SHORT TASK → Give the number of lines containing the word "title" and nothing more.

SOURCE MATERIAL →
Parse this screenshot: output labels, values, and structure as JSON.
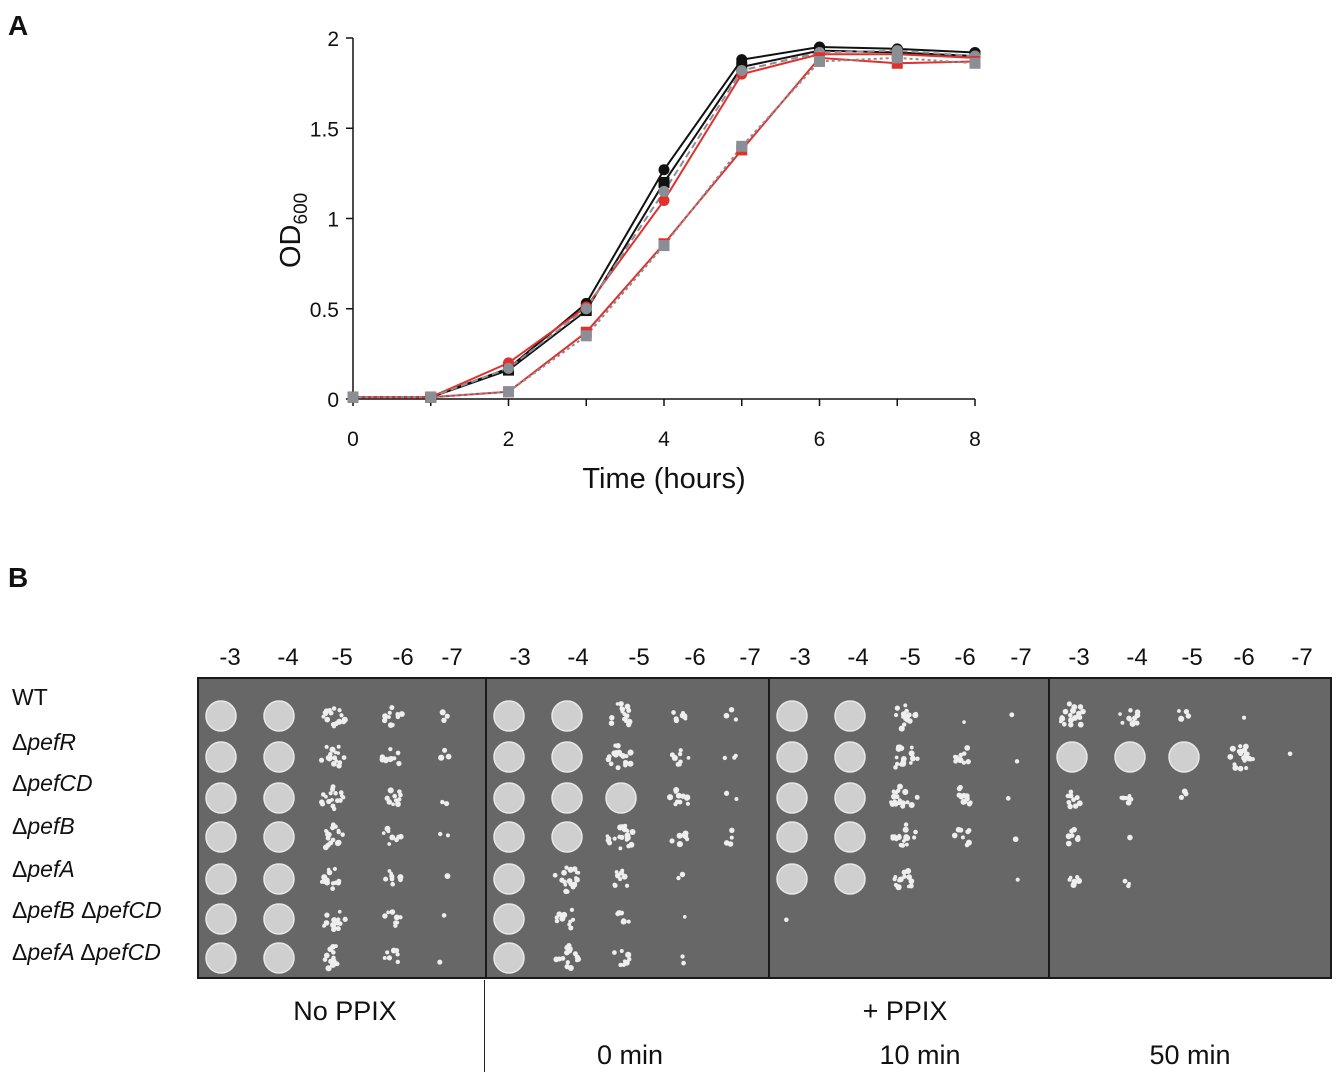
{
  "panel_a_label": "A",
  "panel_b_label": "B",
  "chart_data": {
    "type": "line",
    "title": "",
    "xlabel": "Time (hours)",
    "ylabel_main": "OD",
    "ylabel_sub": "600",
    "xlim": [
      0,
      8
    ],
    "ylim": [
      0,
      2
    ],
    "x_ticks": [
      0,
      2,
      4,
      6,
      8
    ],
    "y_ticks": [
      0,
      0.5,
      1,
      1.5,
      2
    ],
    "y_tick_labels": [
      "0",
      "0.5",
      "1",
      "1.5",
      "2"
    ],
    "legend": "none",
    "grid": false,
    "series": [
      {
        "x": [
          0,
          1,
          2,
          3,
          4,
          5,
          6,
          7,
          8
        ],
        "values": [
          0.01,
          0.01,
          0.17,
          0.53,
          1.27,
          1.88,
          1.95,
          1.94,
          1.92
        ],
        "color": "#111111",
        "marker": "circle",
        "dash": "solid"
      },
      {
        "x": [
          0,
          1,
          2,
          3,
          4,
          5,
          6,
          7,
          8
        ],
        "values": [
          0.01,
          0.01,
          0.16,
          0.49,
          1.2,
          1.84,
          1.93,
          1.92,
          1.9
        ],
        "color": "#111111",
        "marker": "square",
        "dash": "solid"
      },
      {
        "x": [
          0,
          1,
          2,
          3,
          4,
          5,
          6,
          7,
          8
        ],
        "values": [
          0.01,
          0.01,
          0.2,
          0.51,
          1.1,
          1.8,
          1.91,
          1.91,
          1.89
        ],
        "color": "#e0312c",
        "marker": "circle",
        "dash": "solid"
      },
      {
        "x": [
          0,
          1,
          2,
          3,
          4,
          5,
          6,
          7,
          8
        ],
        "values": [
          0.01,
          0.01,
          0.17,
          0.5,
          1.15,
          1.82,
          1.92,
          1.93,
          1.9
        ],
        "color": "#8a8f96",
        "marker": "circle",
        "dash": "dashed"
      },
      {
        "x": [
          0,
          1,
          2,
          3,
          4,
          5,
          6,
          7,
          8
        ],
        "values": [
          0.01,
          0.01,
          0.04,
          0.37,
          0.86,
          1.38,
          1.89,
          1.86,
          1.87
        ],
        "color": "#e0312c",
        "marker": "square",
        "dash": "solid"
      },
      {
        "x": [
          0,
          1,
          2,
          3,
          4,
          5,
          6,
          7,
          8
        ],
        "values": [
          0.01,
          0.01,
          0.04,
          0.35,
          0.85,
          1.4,
          1.87,
          1.89,
          1.86
        ],
        "color": "#8a8f96",
        "marker": "square",
        "dash": "dotted"
      }
    ]
  },
  "dilutions": [
    "-3",
    "-4",
    "-5",
    "-6",
    "-7"
  ],
  "strains": [
    {
      "prefix": "",
      "italic": "",
      "rest": "WT"
    },
    {
      "prefix": "Δ",
      "italic": "pefR",
      "rest": ""
    },
    {
      "prefix": "Δ",
      "italic": "pefCD",
      "rest": ""
    },
    {
      "prefix": "Δ",
      "italic": "pefB",
      "rest": ""
    },
    {
      "prefix": "Δ",
      "italic": "pefA",
      "rest": ""
    },
    {
      "prefix": "Δ",
      "italic": "pefB Δ",
      "italic2": "pefCD",
      "rest": ""
    },
    {
      "prefix": "Δ",
      "italic": "pefA Δ",
      "italic2": "pefCD",
      "rest": ""
    }
  ],
  "conditions": {
    "no_ppix": "No PPIX",
    "plus_ppix": "+ PPIX",
    "t0": "0 min",
    "t10": "10 min",
    "t50": "50 min"
  },
  "plates": [
    {
      "growth": [
        [
          1,
          1,
          0.75,
          0.5,
          0.12
        ],
        [
          1,
          1,
          0.75,
          0.45,
          0.12
        ],
        [
          1,
          1,
          0.75,
          0.45,
          0.1
        ],
        [
          1,
          1,
          0.75,
          0.4,
          0.08
        ],
        [
          1,
          1,
          0.7,
          0.4,
          0.05
        ],
        [
          1,
          1,
          0.7,
          0.35,
          0.05
        ],
        [
          1,
          1,
          0.7,
          0.35,
          0.05
        ]
      ]
    },
    {
      "growth": [
        [
          1,
          1,
          0.75,
          0.35,
          0.12
        ],
        [
          1,
          1,
          0.8,
          0.4,
          0.15
        ],
        [
          1,
          1,
          0.9,
          0.5,
          0.12
        ],
        [
          1,
          1,
          0.85,
          0.35,
          0.2
        ],
        [
          1,
          0.8,
          0.4,
          0.08,
          0
        ],
        [
          1,
          0.5,
          0.3,
          0.05,
          0
        ],
        [
          1,
          0.75,
          0.35,
          0.08,
          0
        ]
      ]
    },
    {
      "growth": [
        [
          1,
          1,
          0.8,
          0.05,
          0.05
        ],
        [
          1,
          1,
          0.85,
          0.45,
          0.05
        ],
        [
          1,
          1,
          0.85,
          0.55,
          0.05
        ],
        [
          1,
          1,
          0.75,
          0.4,
          0.05
        ],
        [
          1,
          1,
          0.6,
          0,
          0.05
        ],
        [
          0.05,
          0,
          0,
          0,
          0
        ],
        [
          0,
          0,
          0,
          0,
          0
        ]
      ]
    },
    {
      "growth": [
        [
          0.8,
          0.5,
          0.2,
          0.05,
          0
        ],
        [
          1,
          1,
          0.95,
          0.85,
          0.05
        ],
        [
          0.4,
          0.3,
          0.15,
          0,
          0
        ],
        [
          0.3,
          0.05,
          0,
          0,
          0
        ],
        [
          0.3,
          0.15,
          0,
          0,
          0
        ],
        [
          0,
          0,
          0,
          0,
          0
        ],
        [
          0,
          0,
          0,
          0,
          0
        ]
      ]
    }
  ]
}
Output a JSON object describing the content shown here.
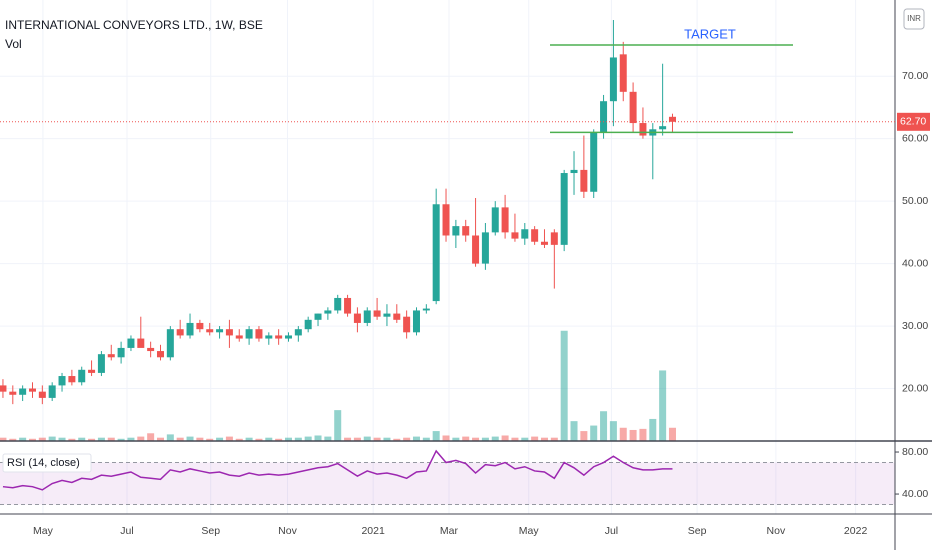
{
  "chart_data": {
    "type": "candlestick",
    "title": "INTERNATIONAL CONVEYORS LTD., 1W, BSE",
    "volume_label": "Vol",
    "currency": "INR",
    "categories": [
      null,
      null,
      null,
      null,
      null,
      null,
      null,
      null,
      null,
      null,
      null,
      null,
      null,
      null,
      null,
      null,
      null,
      null,
      null,
      null,
      null,
      null,
      null,
      null,
      null,
      null,
      null,
      null,
      null,
      null,
      null,
      null,
      null,
      null,
      null,
      null,
      null,
      null,
      null,
      null,
      null,
      null,
      null,
      null,
      null,
      null,
      null,
      null,
      null,
      null,
      null,
      null,
      null,
      null,
      null,
      null,
      null,
      null,
      null,
      null,
      null,
      null,
      null,
      null,
      null,
      null,
      null,
      null,
      null
    ],
    "open": [
      20.5,
      19.5,
      19.0,
      20.0,
      19.5,
      18.5,
      20.5,
      22.0,
      21.0,
      23.0,
      22.5,
      25.5,
      25.0,
      26.5,
      28.0,
      26.5,
      26.0,
      25.0,
      29.5,
      28.5,
      30.5,
      29.5,
      29.0,
      29.5,
      28.5,
      28.0,
      29.5,
      28.0,
      28.5,
      28.0,
      28.5,
      29.5,
      31.0,
      32.0,
      32.5,
      34.5,
      32.0,
      30.5,
      32.5,
      31.5,
      32.0,
      31.5,
      29.0,
      32.5,
      34.0,
      49.5,
      44.5,
      46.0,
      44.5,
      40.0,
      45.0,
      49.0,
      45.0,
      44.0,
      45.5,
      43.5,
      45.0,
      43.0,
      54.5,
      55.0,
      51.5,
      61.0,
      66.0,
      73.5,
      67.5,
      62.5,
      60.5,
      61.5,
      63.5
    ],
    "high": [
      21.5,
      20.5,
      20.5,
      21.0,
      20.5,
      21.0,
      22.5,
      23.0,
      23.5,
      24.5,
      26.0,
      27.0,
      27.5,
      28.5,
      31.5,
      27.5,
      27.0,
      30.0,
      31.0,
      32.0,
      31.0,
      30.5,
      30.0,
      31.0,
      29.5,
      30.0,
      30.0,
      29.0,
      29.5,
      29.0,
      30.0,
      31.5,
      32.0,
      33.0,
      35.0,
      35.0,
      33.0,
      33.0,
      34.5,
      33.5,
      33.5,
      32.5,
      33.0,
      33.5,
      52.0,
      52.0,
      47.0,
      47.0,
      50.5,
      46.5,
      50.0,
      51.0,
      48.0,
      46.5,
      46.0,
      45.5,
      45.5,
      55.0,
      58.0,
      60.5,
      61.5,
      67.0,
      79.0,
      75.5,
      69.0,
      65.0,
      62.5,
      72.0,
      64.0
    ],
    "low": [
      18.5,
      17.5,
      18.0,
      18.5,
      17.5,
      18.0,
      19.5,
      20.5,
      20.5,
      22.0,
      22.0,
      24.5,
      24.0,
      26.0,
      27.0,
      25.0,
      24.5,
      24.5,
      28.0,
      28.0,
      29.0,
      28.5,
      28.0,
      26.5,
      27.5,
      27.0,
      27.5,
      27.0,
      27.0,
      27.5,
      27.5,
      29.0,
      30.0,
      31.0,
      32.0,
      31.5,
      29.0,
      30.0,
      31.0,
      30.0,
      30.5,
      28.0,
      28.5,
      32.0,
      33.5,
      43.5,
      42.5,
      43.5,
      39.5,
      39.0,
      44.5,
      44.0,
      43.5,
      43.0,
      43.0,
      42.5,
      36.0,
      42.0,
      51.0,
      50.5,
      50.5,
      60.0,
      62.0,
      66.0,
      61.0,
      60.0,
      53.5,
      60.5,
      61.0
    ],
    "close": [
      19.5,
      19.0,
      20.0,
      19.5,
      18.5,
      20.5,
      22.0,
      21.0,
      23.0,
      22.5,
      25.5,
      25.0,
      26.5,
      28.0,
      26.5,
      26.0,
      25.0,
      29.5,
      28.5,
      30.5,
      29.5,
      29.0,
      29.5,
      28.5,
      28.0,
      29.5,
      28.0,
      28.5,
      28.0,
      28.5,
      29.5,
      31.0,
      32.0,
      32.5,
      34.5,
      32.0,
      30.5,
      32.5,
      31.5,
      32.0,
      31.0,
      29.0,
      32.5,
      32.8,
      49.5,
      44.5,
      46.0,
      44.5,
      40.0,
      45.0,
      49.0,
      45.0,
      44.0,
      45.5,
      43.5,
      43.0,
      43.0,
      54.5,
      55.0,
      51.5,
      61.0,
      66.0,
      73.0,
      67.5,
      62.5,
      60.5,
      61.5,
      62.0,
      62.7
    ],
    "volume": [
      3,
      2,
      3,
      2,
      3,
      4,
      3,
      2,
      3,
      2,
      3,
      3,
      2,
      3,
      4,
      7,
      3,
      6,
      3,
      4,
      3,
      2,
      3,
      4,
      2,
      3,
      2,
      3,
      2,
      3,
      3,
      4,
      5,
      4,
      28,
      3,
      3,
      4,
      3,
      3,
      2,
      3,
      4,
      3,
      9,
      5,
      3,
      4,
      3,
      3,
      4,
      5,
      3,
      3,
      4,
      3,
      3,
      100,
      18,
      9,
      14,
      27,
      18,
      12,
      10,
      11,
      20,
      64,
      12
    ],
    "volume_lim": [
      0,
      400
    ],
    "rsi_label": "RSI (14, close)",
    "rsi": [
      47,
      46,
      48,
      47,
      44,
      50,
      53,
      51,
      55,
      54,
      58,
      57,
      59,
      61,
      56,
      55,
      54,
      63,
      61,
      64,
      62,
      60,
      61,
      58,
      57,
      60,
      58,
      59,
      58,
      59,
      61,
      63,
      65,
      66,
      69,
      63,
      57,
      62,
      59,
      60,
      58,
      55,
      61,
      62,
      81,
      70,
      72,
      69,
      60,
      68,
      67,
      70,
      64,
      66,
      62,
      61,
      55,
      70,
      65,
      58,
      66,
      70,
      76,
      70,
      65,
      63,
      63,
      64,
      64
    ],
    "rsi_color": "#9c27b0",
    "rsi_lim": [
      21,
      90.5
    ],
    "rsi_band": [
      30,
      70
    ],
    "rsi_ticks": [
      {
        "value": 80,
        "label": "80.00"
      },
      {
        "value": 40,
        "label": "40.00"
      }
    ],
    "ylim": [
      11.6,
      82.2
    ],
    "yticks": [
      {
        "value": 20,
        "label": "20.00"
      },
      {
        "value": 30,
        "label": "30.00"
      },
      {
        "value": 40,
        "label": "40.00"
      },
      {
        "value": 50,
        "label": "50.00"
      },
      {
        "value": 60,
        "label": "60.00"
      },
      {
        "value": 70,
        "label": "70.00"
      }
    ],
    "xlim": [
      -0.3,
      90.6
    ],
    "xticks": [
      {
        "value": 4.06,
        "label": "May"
      },
      {
        "value": 12.6,
        "label": "Jul"
      },
      {
        "value": 21.1,
        "label": "Sep"
      },
      {
        "value": 28.9,
        "label": "Nov"
      },
      {
        "value": 37.6,
        "label": "2021"
      },
      {
        "value": 45.3,
        "label": "Mar"
      },
      {
        "value": 53.4,
        "label": "May"
      },
      {
        "value": 61.8,
        "label": "Jul"
      },
      {
        "value": 70.5,
        "label": "Sep"
      },
      {
        "value": 78.5,
        "label": "Nov"
      },
      {
        "value": 86.6,
        "label": "2022"
      }
    ],
    "last_price": {
      "value": 62.7,
      "label": "62.70"
    },
    "levels": [
      75,
      61
    ],
    "level_color": "#4caf50",
    "annotation": "TARGET",
    "up_color": "#26a69a",
    "down_color": "#ef5350",
    "grid": true
  }
}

SOLUTION TO THIS PROBLEM → 2